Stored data
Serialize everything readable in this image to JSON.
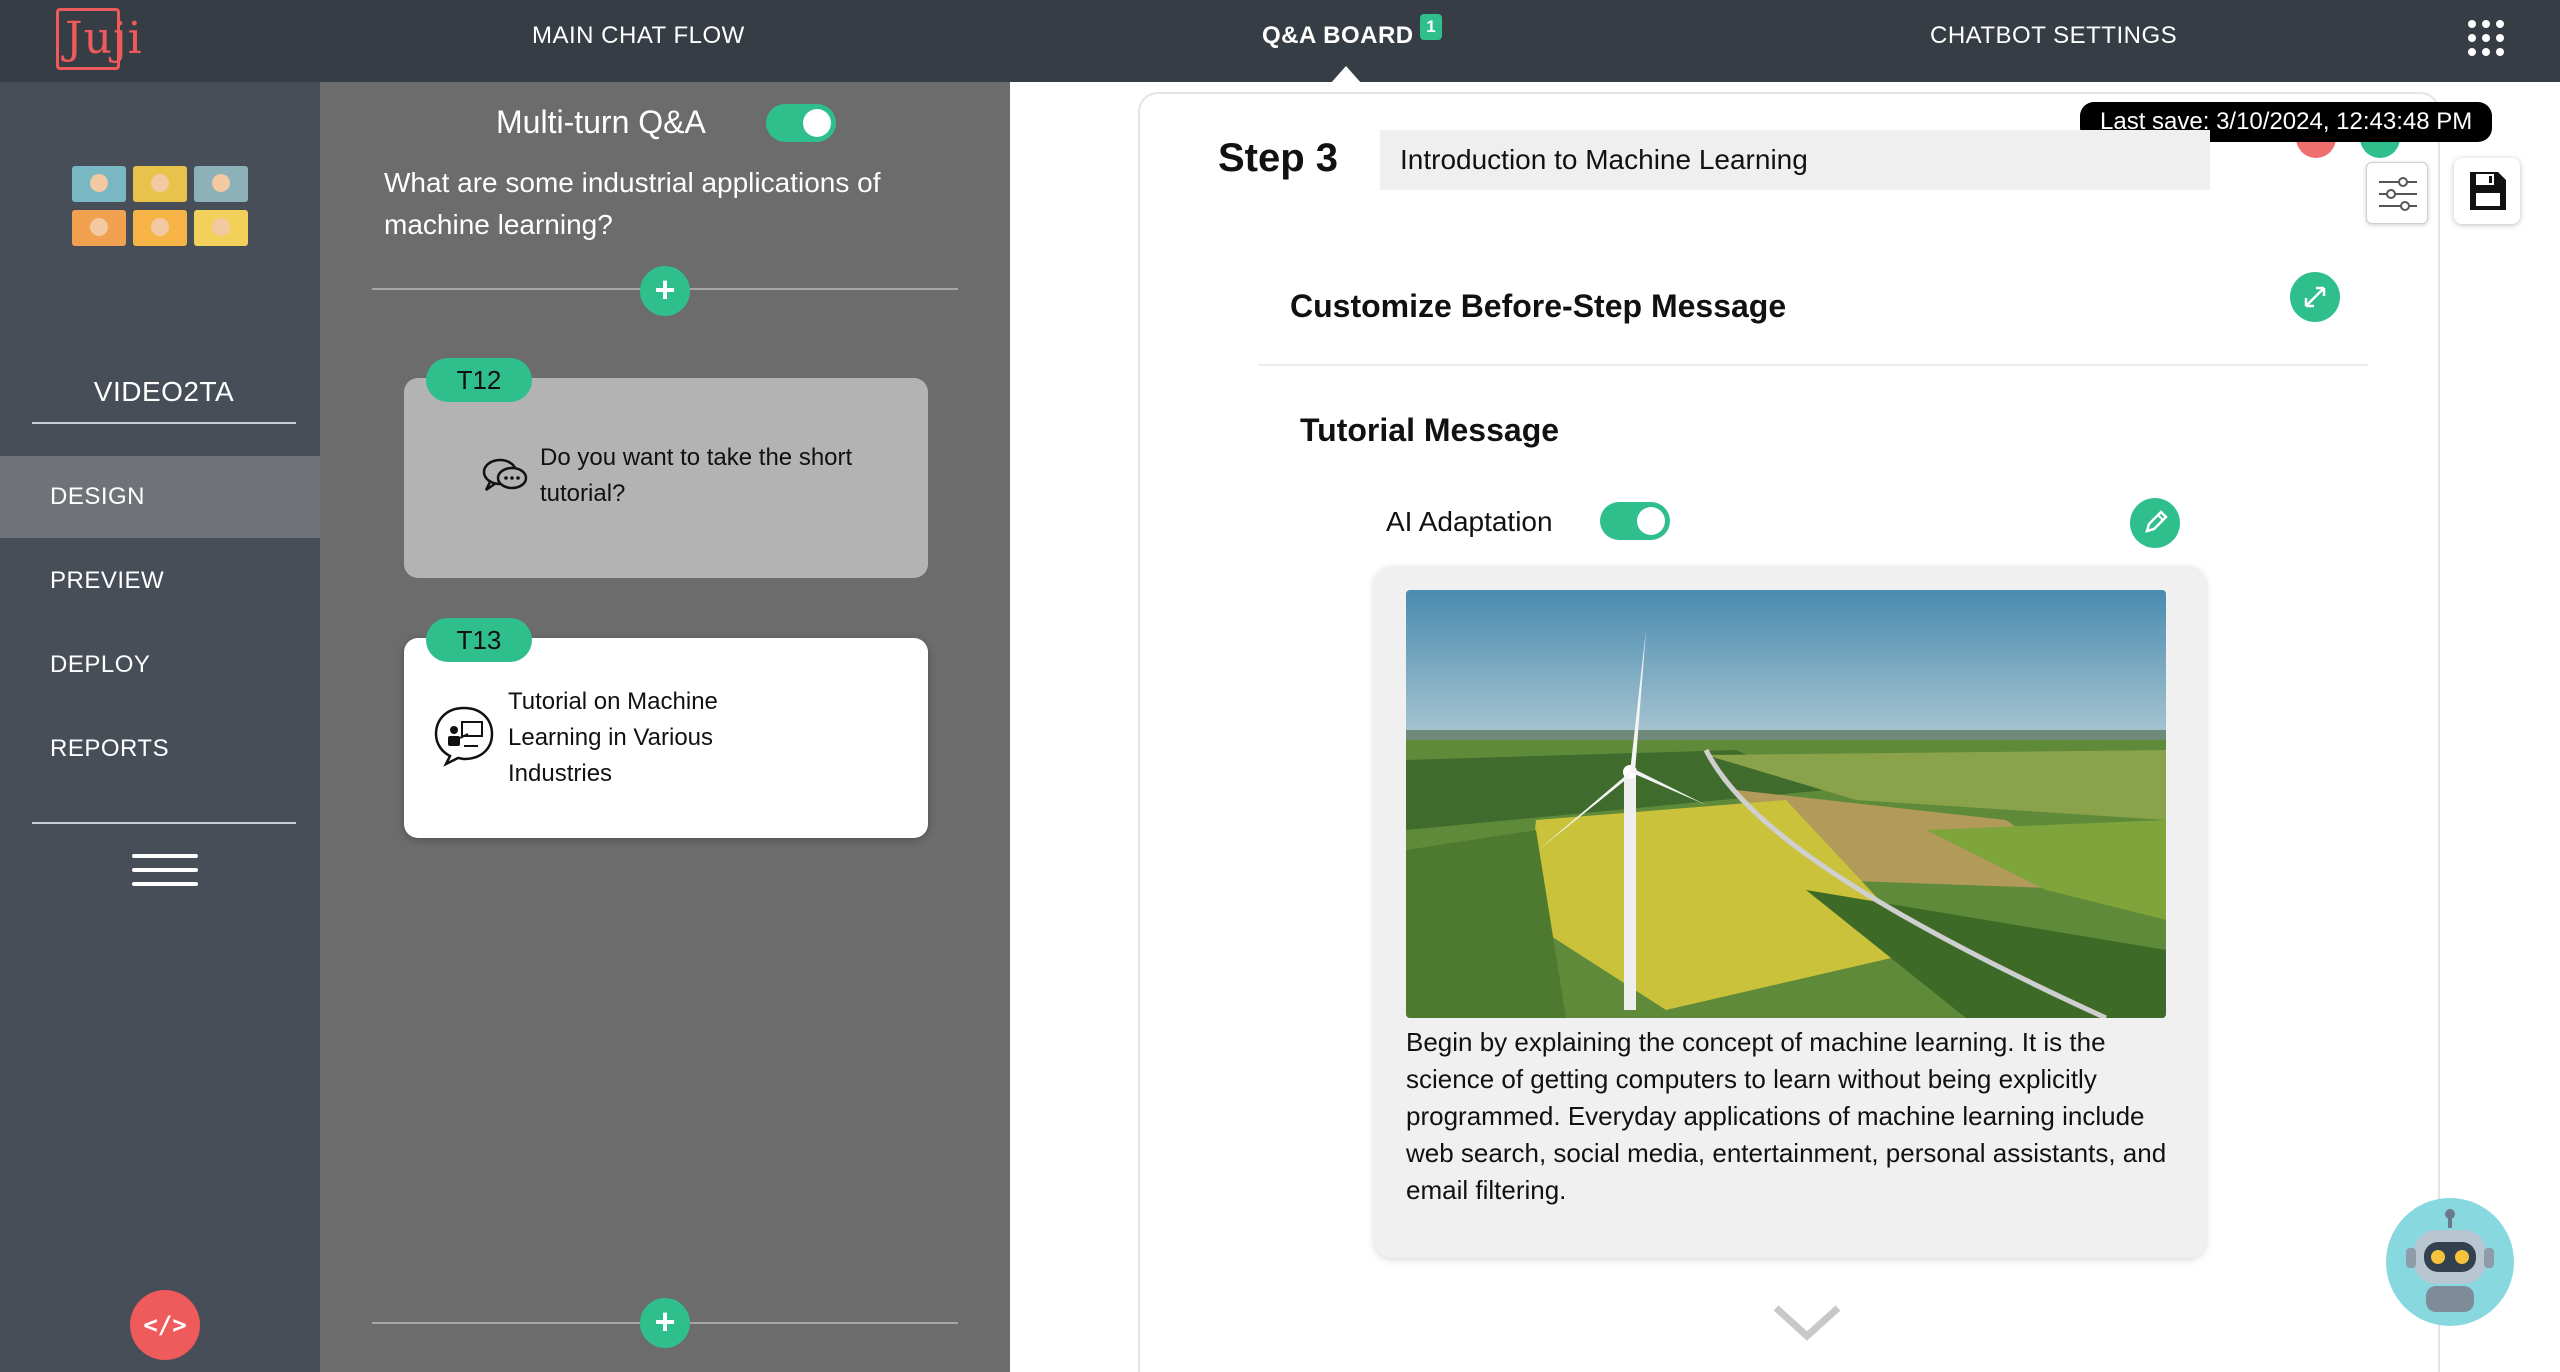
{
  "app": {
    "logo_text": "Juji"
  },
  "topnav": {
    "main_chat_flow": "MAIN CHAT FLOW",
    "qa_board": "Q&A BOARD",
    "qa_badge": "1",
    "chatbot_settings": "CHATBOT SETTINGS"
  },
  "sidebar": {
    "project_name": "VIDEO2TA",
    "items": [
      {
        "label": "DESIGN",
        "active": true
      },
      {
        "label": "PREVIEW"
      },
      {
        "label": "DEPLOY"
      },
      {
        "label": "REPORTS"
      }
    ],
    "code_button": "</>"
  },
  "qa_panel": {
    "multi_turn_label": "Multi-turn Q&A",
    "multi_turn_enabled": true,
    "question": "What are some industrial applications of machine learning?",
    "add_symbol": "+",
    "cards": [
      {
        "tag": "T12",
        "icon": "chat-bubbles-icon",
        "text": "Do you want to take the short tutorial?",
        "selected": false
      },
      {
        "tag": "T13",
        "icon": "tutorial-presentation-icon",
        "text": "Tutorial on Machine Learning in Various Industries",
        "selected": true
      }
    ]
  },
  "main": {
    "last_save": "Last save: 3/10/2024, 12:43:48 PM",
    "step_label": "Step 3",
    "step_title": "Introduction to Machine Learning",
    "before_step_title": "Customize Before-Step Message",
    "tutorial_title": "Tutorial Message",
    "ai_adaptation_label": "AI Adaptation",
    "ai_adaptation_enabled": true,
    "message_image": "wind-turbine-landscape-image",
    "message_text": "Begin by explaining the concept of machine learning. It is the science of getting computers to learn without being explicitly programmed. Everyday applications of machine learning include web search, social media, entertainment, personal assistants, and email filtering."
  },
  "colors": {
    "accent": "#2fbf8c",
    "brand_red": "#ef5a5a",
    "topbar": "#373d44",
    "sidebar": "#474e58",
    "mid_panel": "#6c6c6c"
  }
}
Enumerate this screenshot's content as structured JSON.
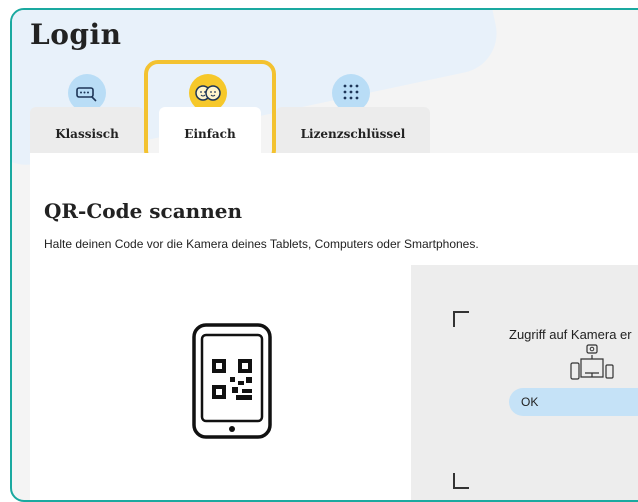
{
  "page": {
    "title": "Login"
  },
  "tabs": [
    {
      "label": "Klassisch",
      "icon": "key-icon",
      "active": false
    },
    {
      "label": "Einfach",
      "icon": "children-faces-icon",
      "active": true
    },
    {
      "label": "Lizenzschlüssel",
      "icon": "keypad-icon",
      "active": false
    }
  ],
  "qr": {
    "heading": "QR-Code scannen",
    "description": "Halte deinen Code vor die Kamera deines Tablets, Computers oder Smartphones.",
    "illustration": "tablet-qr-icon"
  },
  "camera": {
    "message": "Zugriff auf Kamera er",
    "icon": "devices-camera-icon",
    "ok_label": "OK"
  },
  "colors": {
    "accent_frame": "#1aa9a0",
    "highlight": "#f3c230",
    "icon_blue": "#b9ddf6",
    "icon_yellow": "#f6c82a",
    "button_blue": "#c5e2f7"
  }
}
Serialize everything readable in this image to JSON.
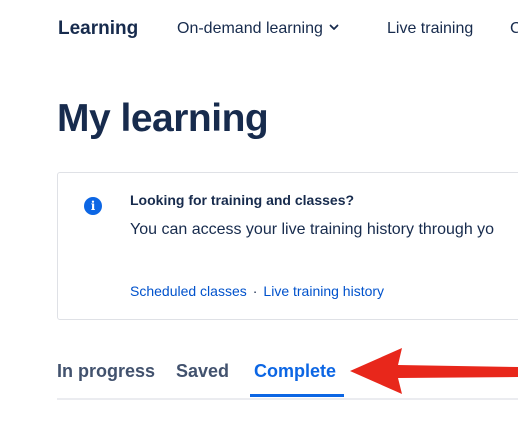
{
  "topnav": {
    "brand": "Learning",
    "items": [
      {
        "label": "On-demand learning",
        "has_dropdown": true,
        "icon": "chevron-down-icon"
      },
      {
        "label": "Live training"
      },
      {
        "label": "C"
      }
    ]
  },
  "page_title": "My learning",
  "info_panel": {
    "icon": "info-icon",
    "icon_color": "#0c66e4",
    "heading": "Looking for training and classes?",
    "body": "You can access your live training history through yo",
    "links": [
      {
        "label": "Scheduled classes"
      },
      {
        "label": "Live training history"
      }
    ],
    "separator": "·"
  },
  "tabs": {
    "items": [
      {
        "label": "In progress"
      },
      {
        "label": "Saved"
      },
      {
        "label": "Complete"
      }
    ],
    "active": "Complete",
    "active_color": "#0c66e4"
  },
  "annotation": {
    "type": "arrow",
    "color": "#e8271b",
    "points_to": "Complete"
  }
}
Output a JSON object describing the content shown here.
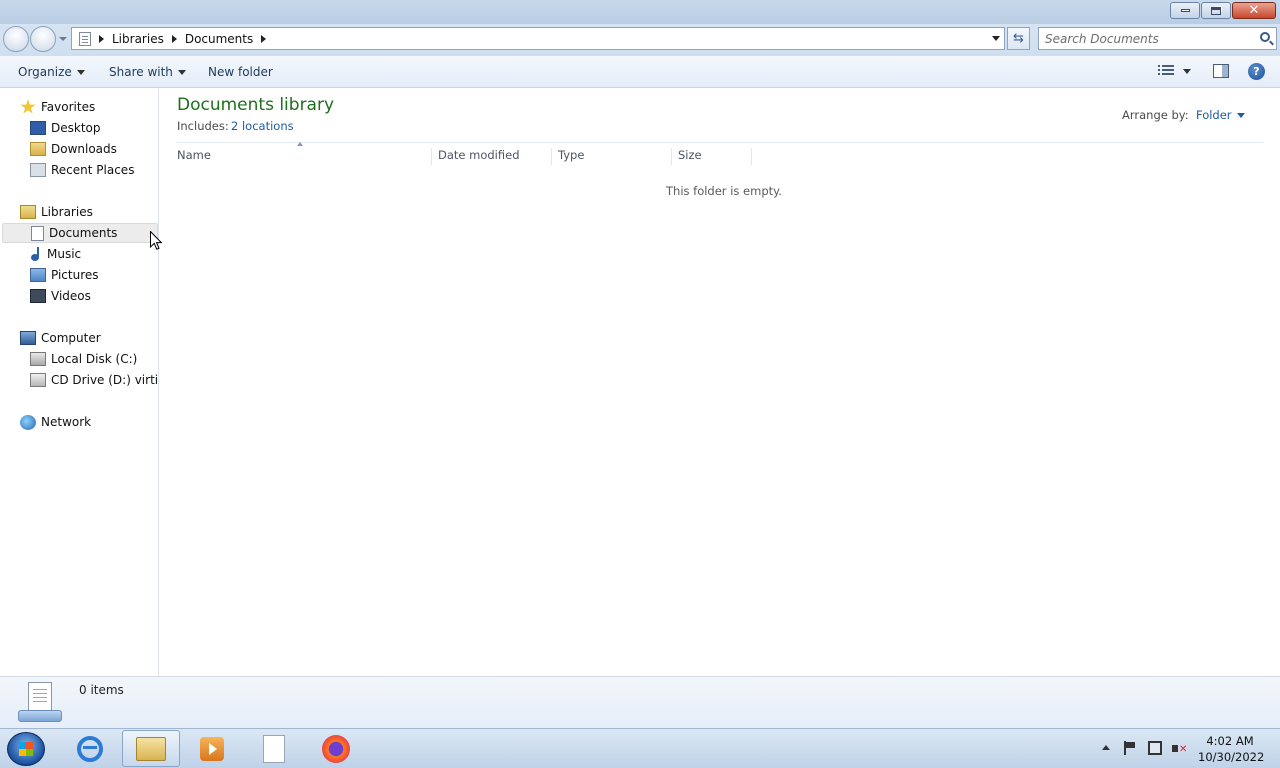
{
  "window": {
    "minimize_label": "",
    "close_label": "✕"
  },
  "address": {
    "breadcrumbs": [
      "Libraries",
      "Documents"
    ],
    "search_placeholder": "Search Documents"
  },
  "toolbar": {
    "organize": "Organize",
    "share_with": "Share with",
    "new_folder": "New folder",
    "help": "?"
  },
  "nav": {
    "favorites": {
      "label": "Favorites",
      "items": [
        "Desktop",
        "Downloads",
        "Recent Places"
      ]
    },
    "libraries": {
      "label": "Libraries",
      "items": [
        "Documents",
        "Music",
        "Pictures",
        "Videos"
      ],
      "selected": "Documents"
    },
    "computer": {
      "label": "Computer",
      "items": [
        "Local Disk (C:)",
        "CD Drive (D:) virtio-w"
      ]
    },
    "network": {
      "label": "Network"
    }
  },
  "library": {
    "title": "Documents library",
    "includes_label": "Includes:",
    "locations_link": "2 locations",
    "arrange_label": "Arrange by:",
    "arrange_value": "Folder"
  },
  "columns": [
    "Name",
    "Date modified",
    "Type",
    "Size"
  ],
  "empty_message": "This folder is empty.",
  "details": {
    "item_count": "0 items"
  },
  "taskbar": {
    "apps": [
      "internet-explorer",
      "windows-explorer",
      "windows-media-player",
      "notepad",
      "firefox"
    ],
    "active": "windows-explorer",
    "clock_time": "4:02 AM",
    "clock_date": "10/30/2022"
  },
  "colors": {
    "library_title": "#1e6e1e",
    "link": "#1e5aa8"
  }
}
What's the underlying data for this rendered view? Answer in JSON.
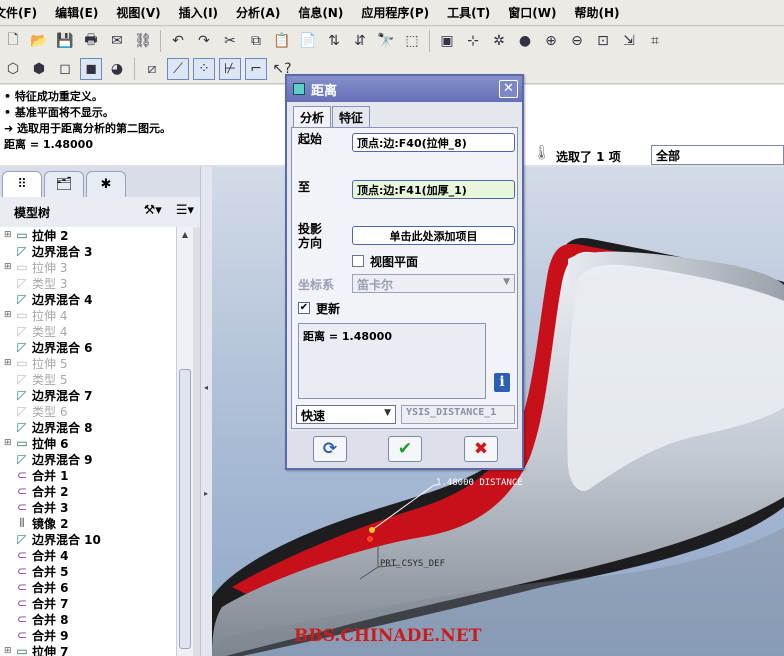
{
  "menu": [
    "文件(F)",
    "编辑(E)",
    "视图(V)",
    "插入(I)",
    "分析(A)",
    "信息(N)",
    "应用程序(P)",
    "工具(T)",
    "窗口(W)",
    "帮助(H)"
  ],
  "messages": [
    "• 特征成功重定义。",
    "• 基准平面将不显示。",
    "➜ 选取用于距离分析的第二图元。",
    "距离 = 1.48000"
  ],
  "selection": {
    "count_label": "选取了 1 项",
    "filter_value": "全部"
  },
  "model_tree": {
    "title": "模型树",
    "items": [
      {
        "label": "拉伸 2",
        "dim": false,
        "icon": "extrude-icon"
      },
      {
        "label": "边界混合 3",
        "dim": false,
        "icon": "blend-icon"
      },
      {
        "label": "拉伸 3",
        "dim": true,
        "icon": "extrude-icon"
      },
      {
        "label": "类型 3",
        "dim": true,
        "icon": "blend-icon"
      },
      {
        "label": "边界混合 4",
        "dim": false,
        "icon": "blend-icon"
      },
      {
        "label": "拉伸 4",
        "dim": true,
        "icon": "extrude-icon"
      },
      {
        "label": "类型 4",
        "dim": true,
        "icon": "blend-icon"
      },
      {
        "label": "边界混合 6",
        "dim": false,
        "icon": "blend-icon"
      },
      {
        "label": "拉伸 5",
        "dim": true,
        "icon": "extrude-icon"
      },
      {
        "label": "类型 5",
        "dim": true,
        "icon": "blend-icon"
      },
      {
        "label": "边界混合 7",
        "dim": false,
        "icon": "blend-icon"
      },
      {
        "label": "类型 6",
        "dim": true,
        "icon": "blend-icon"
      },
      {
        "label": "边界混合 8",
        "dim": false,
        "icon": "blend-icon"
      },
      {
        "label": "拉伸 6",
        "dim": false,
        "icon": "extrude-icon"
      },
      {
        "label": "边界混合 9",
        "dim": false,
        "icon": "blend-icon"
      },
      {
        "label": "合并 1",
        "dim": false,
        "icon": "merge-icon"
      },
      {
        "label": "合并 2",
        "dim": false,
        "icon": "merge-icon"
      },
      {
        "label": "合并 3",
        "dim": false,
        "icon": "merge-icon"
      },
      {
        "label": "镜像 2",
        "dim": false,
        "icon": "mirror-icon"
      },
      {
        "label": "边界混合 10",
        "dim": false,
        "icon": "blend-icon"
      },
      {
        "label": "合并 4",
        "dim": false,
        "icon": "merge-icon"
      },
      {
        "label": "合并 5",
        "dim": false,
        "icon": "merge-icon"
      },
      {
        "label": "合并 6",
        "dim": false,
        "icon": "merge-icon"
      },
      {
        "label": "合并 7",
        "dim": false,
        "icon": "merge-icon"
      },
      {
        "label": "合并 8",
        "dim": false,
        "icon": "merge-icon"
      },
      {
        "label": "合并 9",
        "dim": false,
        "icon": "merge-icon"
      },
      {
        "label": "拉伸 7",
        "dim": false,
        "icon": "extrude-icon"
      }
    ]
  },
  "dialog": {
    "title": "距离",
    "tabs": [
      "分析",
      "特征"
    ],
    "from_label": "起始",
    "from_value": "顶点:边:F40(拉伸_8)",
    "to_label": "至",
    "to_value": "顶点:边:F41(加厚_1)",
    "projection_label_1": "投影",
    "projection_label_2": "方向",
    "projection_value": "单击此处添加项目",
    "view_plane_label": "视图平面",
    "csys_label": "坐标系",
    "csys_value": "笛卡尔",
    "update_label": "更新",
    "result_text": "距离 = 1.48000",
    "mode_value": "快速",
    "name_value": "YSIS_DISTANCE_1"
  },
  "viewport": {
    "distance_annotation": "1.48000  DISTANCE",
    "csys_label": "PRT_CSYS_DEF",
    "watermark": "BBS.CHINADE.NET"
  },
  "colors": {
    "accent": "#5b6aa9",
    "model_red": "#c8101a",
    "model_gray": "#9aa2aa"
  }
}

- _What to do_
Count the lines in the entries that hold the word "Complete", and give nothing but the total.

- _Solution for this task_
3